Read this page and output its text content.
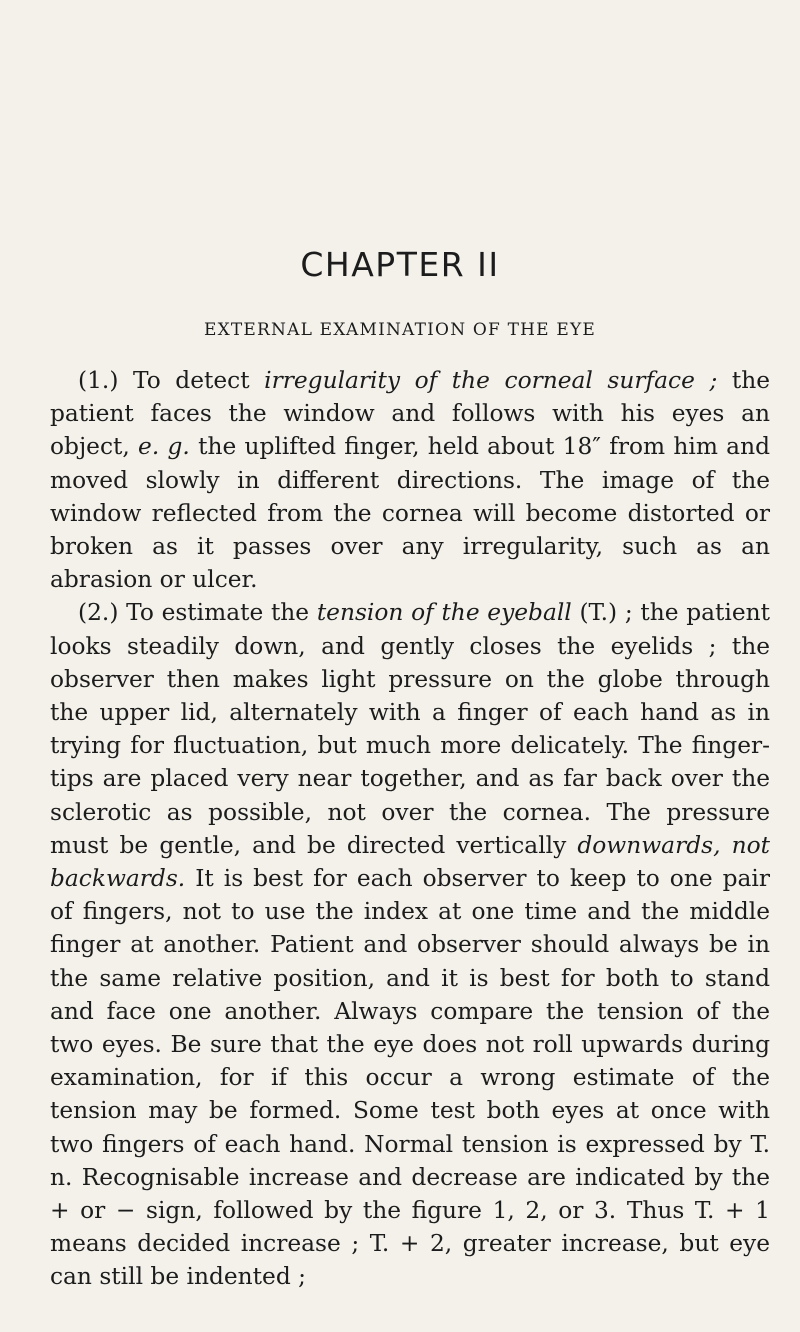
CHAPTER II
EXTERNAL EXAMINATION OF THE EYE

(1.) To detect irregularity of the corneal surface ; the patient faces the window and follows with his eyes an object, e. g. the uplifted finger, held about 18″ from him and moved slowly in different directions. The image of the window reflected from the cornea will become distorted or broken as it passes over any irregularity, such as an abrasion or ulcer.

(2.) To estimate the tension of the eyeball (T.) ; the patient looks steadily down, and gently closes the eyelids ; the observer then makes light pressure on the globe through the upper lid, alternately with a finger of each hand as in trying for fluctuation, but much more delicately. The finger-tips are placed very near together, and as far back over the sclerotic as possible, not over the cornea. The pressure must be gentle, and be directed vertically downwards, not backwards. It is best for each observer to keep to one pair of fingers, not to use the index at one time and the middle finger at another. Patient and observer should always be in the same relative position, and it is best for both to stand and face one another. Always compare the tension of the two eyes. Be sure that the eye does not roll upwards during examination, for if this occur a wrong estimate of the tension may be formed. Some test both eyes at once with two fingers of each hand. Normal tension is expressed by T. n. Recognisable increase and decrease are indicated by the + or − sign, followed by the figure 1, 2, or 3. Thus T. + 1 means decided increase ; T. + 2, greater increase, but eye can still be indented ;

# TASK TO COMPLETE:
Find and copy each line above that includes the string "over".

# COMPLETED EXERCISE:
(1.) To detect irregularity of the corneal surface ; the patient faces the window and follows with his eyes an object, e. g. the uplifted finger, held about 18″ from him and moved slowly in different directions. The image of the window reflected from the cornea will become distorted or broken as it passes over any irregularity, such as an abrasion or ulcer.
(2.) To estimate the tension of the eyeball (T.) ; the patient looks steadily down, and gently closes the eyelids ; the observer then makes light pressure on the globe through the upper lid, alternately with a finger of each hand as in trying for fluctuation, but much more delicately. The finger-tips are placed very near together, and as far back over the sclerotic as possible, not over the cornea. The pressure must be gentle, and be directed vertically downwards, not backwards. It is best for each observer to keep to one pair of fingers, not to use the index at one time and the middle finger at another. Patient and observer should always be in the same relative position, and it is best for both to stand and face one another. Always compare the tension of the two eyes. Be sure that the eye does not roll upwards during examination, for if this occur a wrong estimate of the tension may be formed. Some test both eyes at once with two fingers of each hand. Normal tension is expressed by T. n. Recognisable increase and decrease are indicated by the + or − sign, followed by the figure 1, 2, or 3. Thus T. + 1 means decided increase ; T. + 2, greater increase, but eye can still be indented ;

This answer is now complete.